(Dataset entries)
************

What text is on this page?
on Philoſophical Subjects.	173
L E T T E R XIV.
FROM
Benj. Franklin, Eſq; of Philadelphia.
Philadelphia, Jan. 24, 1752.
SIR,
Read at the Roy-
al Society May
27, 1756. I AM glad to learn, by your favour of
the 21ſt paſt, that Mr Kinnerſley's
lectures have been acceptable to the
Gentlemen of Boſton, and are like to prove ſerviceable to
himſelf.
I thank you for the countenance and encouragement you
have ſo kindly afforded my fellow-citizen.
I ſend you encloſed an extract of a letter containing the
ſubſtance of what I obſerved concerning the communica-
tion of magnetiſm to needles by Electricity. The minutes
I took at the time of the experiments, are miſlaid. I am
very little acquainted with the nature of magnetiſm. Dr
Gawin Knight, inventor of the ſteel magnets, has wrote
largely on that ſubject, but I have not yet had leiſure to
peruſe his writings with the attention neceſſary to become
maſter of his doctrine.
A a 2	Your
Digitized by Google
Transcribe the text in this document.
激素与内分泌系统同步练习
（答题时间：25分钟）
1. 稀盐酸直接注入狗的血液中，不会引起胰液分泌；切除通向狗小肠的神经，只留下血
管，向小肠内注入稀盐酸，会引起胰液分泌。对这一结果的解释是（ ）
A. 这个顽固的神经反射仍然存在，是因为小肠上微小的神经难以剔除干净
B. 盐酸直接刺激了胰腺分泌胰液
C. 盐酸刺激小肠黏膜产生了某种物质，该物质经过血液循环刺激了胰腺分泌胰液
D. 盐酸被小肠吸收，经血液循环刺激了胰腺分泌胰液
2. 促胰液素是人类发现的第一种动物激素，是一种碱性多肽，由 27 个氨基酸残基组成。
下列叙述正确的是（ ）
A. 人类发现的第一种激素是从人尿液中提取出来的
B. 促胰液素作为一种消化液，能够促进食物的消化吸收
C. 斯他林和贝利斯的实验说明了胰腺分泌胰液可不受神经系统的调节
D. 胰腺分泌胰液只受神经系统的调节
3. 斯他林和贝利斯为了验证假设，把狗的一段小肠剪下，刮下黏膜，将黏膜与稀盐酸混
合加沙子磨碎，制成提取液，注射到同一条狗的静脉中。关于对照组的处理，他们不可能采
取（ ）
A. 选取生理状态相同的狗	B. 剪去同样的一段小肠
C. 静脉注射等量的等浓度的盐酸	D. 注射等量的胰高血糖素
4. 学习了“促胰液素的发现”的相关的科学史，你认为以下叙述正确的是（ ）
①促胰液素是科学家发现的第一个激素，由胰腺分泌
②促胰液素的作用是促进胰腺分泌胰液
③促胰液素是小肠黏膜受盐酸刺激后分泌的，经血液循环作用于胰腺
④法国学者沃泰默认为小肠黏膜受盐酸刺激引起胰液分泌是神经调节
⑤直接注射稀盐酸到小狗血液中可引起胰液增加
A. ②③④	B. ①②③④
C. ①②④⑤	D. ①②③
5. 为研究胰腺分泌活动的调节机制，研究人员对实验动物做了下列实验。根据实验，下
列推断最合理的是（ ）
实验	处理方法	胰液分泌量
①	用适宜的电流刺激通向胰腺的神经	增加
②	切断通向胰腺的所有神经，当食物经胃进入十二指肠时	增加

************

**BRIEF:**
In the listing above, find the line containing "Transcribe the text in this document." and please quote exactly that line through the last one, and no other lines.

**EXERCISE OUTPUT:**
Transcribe the text in this document.
激素与内分泌系统同步练习
（答题时间：25分钟）
1. 稀盐酸直接注入狗的血液中，不会引起胰液分泌；切除通向狗小肠的神经，只留下血
管，向小肠内注入稀盐酸，会引起胰液分泌。对这一结果的解释是（ ）
A. 这个顽固的神经反射仍然存在，是因为小肠上微小的神经难以剔除干净
B. 盐酸直接刺激了胰腺分泌胰液
C. 盐酸刺激小肠黏膜产生了某种物质，该物质经过血液循环刺激了胰腺分泌胰液
D. 盐酸被小肠吸收，经血液循环刺激了胰腺分泌胰液
2. 促胰液素是人类发现的第一种动物激素，是一种碱性多肽，由 27 个氨基酸残基组成。
下列叙述正确的是（ ）
A. 人类发现的第一种激素是从人尿液中提取出来的
B. 促胰液素作为一种消化液，能够促进食物的消化吸收
C. 斯他林和贝利斯的实验说明了胰腺分泌胰液可不受神经系统的调节
D. 胰腺分泌胰液只受神经系统的调节
3. 斯他林和贝利斯为了验证假设，把狗的一段小肠剪下，刮下黏膜，将黏膜与稀盐酸混
合加沙子磨碎，制成提取液，注射到同一条狗的静脉中。关于对照组的处理，他们不可能采
取（ ）
A. 选取生理状态相同的狗	B. 剪去同样的一段小肠
C. 静脉注射等量的等浓度的盐酸	D. 注射等量的胰高血糖素
4. 学习了“促胰液素的发现”的相关的科学史，你认为以下叙述正确的是（ ）
①促胰液素是科学家发现的第一个激素，由胰腺分泌
②促胰液素的作用是促进胰腺分泌胰液
③促胰液素是小肠黏膜受盐酸刺激后分泌的，经血液循环作用于胰腺
④法国学者沃泰默认为小肠黏膜受盐酸刺激引起胰液分泌是神经调节
⑤直接注射稀盐酸到小狗血液中可引起胰液增加
A. ②③④	B. ①②③④
C. ①②④⑤	D. ①②③
5. 为研究胰腺分泌活动的调节机制，研究人员对实验动物做了下列实验。根据实验，下
列推断最合理的是（ ）
实验	处理方法	胰液分泌量
①	用适宜的电流刺激通向胰腺的神经	增加
②	切断通向胰腺的所有神经，当食物经胃进入十二指肠时	增加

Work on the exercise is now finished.